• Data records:
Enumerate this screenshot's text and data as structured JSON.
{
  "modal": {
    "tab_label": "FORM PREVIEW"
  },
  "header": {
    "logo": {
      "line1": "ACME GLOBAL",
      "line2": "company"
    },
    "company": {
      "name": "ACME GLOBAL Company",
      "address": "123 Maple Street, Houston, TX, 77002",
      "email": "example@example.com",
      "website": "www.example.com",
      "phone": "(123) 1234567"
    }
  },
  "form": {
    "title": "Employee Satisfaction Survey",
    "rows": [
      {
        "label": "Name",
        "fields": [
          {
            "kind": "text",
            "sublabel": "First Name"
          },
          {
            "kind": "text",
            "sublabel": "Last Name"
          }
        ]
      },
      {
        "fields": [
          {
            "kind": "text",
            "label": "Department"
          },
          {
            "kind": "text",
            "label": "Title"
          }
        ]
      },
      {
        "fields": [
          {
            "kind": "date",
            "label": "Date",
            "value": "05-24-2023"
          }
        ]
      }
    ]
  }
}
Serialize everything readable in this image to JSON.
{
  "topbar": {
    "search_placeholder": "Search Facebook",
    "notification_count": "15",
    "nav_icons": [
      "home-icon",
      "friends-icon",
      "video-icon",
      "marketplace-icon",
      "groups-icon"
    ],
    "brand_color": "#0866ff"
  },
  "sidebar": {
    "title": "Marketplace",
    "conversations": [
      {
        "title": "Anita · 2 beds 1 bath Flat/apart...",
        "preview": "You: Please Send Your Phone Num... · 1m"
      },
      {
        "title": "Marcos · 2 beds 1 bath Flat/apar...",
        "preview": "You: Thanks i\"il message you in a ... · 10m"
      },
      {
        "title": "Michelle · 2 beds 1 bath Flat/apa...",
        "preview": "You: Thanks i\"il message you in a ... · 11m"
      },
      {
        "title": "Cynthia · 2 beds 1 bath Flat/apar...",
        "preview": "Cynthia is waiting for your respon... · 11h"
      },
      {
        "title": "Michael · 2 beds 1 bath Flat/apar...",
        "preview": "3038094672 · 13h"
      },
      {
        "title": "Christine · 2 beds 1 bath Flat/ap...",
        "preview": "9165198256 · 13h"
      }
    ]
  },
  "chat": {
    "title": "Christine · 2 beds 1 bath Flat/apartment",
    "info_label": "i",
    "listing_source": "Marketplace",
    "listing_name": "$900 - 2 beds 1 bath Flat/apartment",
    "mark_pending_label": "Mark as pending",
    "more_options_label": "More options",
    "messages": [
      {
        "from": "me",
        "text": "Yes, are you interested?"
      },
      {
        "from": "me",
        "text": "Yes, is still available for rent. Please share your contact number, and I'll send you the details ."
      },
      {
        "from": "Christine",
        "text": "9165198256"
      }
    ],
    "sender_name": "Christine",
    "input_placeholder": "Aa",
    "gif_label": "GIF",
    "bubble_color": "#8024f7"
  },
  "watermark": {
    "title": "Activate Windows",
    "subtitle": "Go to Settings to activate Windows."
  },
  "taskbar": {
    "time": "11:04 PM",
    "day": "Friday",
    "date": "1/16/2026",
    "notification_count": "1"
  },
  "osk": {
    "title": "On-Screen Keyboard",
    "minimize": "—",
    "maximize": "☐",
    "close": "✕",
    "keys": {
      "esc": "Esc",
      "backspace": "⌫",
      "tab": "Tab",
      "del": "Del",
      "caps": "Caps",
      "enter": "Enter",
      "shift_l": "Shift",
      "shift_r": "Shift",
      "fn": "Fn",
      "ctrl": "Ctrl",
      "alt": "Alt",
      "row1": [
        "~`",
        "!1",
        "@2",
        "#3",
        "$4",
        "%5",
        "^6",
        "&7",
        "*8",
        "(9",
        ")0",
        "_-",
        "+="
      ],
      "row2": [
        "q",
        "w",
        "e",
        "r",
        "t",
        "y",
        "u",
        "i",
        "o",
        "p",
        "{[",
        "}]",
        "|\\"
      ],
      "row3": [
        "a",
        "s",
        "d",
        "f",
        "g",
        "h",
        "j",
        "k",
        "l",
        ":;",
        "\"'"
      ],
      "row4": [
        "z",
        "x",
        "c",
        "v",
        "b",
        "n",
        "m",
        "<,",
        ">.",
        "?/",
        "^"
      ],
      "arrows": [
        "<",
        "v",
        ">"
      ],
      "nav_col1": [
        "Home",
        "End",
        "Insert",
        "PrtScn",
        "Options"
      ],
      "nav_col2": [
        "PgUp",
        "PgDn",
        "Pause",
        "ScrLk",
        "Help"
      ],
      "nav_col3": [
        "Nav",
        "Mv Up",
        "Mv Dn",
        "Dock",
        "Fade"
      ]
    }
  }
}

• YOUR INSTRUCTIONS: Go through the listing above and pull out each line containing the word "Thanks".

• IN RESPONSE:
        "preview": "You: Thanks i\"il message you in a ... · 10m"
        "preview": "You: Thanks i\"il message you in a ... · 11m"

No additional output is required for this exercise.